Source data:
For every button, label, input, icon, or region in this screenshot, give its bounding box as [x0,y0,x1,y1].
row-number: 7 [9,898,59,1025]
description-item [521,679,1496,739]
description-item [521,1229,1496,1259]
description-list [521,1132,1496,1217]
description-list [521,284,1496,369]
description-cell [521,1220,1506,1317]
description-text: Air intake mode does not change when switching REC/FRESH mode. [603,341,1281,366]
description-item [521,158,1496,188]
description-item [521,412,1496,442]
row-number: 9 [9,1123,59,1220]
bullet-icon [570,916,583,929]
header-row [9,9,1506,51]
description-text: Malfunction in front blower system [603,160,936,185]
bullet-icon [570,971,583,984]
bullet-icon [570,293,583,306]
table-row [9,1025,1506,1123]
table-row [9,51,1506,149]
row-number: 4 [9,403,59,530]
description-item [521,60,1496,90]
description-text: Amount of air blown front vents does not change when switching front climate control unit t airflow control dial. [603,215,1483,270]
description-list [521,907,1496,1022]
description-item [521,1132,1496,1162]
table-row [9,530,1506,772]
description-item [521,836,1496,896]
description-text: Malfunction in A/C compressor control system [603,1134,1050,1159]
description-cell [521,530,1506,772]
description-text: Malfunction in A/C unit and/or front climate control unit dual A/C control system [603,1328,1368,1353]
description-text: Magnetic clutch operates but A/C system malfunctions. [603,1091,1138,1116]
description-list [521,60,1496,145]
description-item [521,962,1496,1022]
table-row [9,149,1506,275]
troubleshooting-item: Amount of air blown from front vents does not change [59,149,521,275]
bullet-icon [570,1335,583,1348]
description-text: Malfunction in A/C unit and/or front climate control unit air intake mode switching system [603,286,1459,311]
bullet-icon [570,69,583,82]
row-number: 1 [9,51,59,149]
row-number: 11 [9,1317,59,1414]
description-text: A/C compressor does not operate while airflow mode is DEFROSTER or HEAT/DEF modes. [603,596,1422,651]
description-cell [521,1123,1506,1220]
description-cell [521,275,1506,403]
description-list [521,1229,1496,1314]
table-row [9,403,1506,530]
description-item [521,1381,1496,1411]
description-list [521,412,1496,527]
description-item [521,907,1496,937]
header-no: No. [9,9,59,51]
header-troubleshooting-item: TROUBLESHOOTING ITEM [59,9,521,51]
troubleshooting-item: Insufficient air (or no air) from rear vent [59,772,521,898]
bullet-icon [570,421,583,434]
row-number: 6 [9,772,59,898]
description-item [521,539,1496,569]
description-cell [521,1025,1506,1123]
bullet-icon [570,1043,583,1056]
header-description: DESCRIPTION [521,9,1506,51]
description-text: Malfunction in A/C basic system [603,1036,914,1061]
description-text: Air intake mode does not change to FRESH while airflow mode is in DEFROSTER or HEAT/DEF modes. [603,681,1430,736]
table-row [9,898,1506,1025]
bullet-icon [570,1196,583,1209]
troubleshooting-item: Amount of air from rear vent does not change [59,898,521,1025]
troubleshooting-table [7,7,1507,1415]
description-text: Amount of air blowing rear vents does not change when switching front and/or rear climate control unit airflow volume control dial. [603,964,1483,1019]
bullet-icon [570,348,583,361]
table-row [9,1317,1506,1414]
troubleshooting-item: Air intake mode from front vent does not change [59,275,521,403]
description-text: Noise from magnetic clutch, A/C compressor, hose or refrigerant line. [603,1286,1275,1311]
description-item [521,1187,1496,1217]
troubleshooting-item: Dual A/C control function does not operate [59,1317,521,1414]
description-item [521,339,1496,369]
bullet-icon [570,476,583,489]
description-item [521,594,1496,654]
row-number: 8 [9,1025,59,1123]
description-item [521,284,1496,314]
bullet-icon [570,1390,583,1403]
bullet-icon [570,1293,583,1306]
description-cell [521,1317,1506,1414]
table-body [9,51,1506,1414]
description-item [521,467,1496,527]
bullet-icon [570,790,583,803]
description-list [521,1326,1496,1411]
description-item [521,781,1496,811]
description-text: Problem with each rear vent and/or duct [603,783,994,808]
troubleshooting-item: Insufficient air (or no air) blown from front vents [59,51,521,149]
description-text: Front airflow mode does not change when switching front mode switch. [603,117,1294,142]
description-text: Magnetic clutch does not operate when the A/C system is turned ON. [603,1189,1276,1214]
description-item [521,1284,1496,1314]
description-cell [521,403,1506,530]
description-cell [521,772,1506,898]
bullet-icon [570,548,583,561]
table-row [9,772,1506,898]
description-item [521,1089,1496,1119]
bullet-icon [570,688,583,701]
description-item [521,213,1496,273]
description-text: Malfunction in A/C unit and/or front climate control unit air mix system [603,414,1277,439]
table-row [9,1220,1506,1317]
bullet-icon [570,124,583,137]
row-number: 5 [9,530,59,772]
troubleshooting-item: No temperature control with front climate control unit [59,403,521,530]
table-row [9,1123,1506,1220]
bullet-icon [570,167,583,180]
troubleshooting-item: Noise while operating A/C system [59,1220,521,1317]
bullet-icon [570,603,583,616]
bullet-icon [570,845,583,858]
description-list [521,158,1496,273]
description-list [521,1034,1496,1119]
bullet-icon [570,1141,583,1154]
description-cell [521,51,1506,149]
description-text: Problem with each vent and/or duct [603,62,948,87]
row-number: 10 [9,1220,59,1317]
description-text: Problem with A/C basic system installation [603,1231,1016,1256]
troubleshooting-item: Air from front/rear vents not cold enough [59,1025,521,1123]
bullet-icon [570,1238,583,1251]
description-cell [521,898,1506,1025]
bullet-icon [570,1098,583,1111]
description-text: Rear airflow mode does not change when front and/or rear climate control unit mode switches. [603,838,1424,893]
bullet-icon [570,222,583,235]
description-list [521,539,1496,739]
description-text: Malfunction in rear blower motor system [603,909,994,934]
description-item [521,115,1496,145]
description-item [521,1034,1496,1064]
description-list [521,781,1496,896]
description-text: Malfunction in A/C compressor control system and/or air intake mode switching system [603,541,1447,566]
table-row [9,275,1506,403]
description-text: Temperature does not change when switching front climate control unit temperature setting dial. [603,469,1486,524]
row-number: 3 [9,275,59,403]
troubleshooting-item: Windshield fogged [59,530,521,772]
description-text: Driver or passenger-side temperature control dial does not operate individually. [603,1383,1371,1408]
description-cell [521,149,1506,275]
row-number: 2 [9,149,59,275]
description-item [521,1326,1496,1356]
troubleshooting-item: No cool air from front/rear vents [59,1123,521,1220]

Written exercise:
Recast the listing as a numbered list, from its first line through the line containing "description-item [521,60,1496,90]", with both ends included and blank lines left out.

Finished answer:
1. For every button, label, input, icon, or region in this screenshot, give its bounding box as [x0,y0,x1,y1].
2. row-number: 7 [9,898,59,1025]
3. description-item [521,679,1496,739]
4. description-item [521,1229,1496,1259]
5. description-list [521,1132,1496,1217]
6. description-list [521,284,1496,369]
7. description-cell [521,1220,1506,1317]
8. description-text: Air intake mode does not change when switching REC/FRESH mode. [603,341,1281,366]
9. description-item [521,158,1496,188]
10. description-item [521,412,1496,442]
11. row-number: 9 [9,1123,59,1220]
12. bullet-icon [570,916,583,929]
13. header-row [9,9,1506,51]
14. description-text: Malfunction in front blower system [603,160,936,185]
15. bullet-icon [570,971,583,984]
16. bullet-icon [570,293,583,306]
17. table-row [9,1025,1506,1123]
18. table-row [9,51,1506,149]
19. row-number: 4 [9,403,59,530]
20. description-item [521,60,1496,90]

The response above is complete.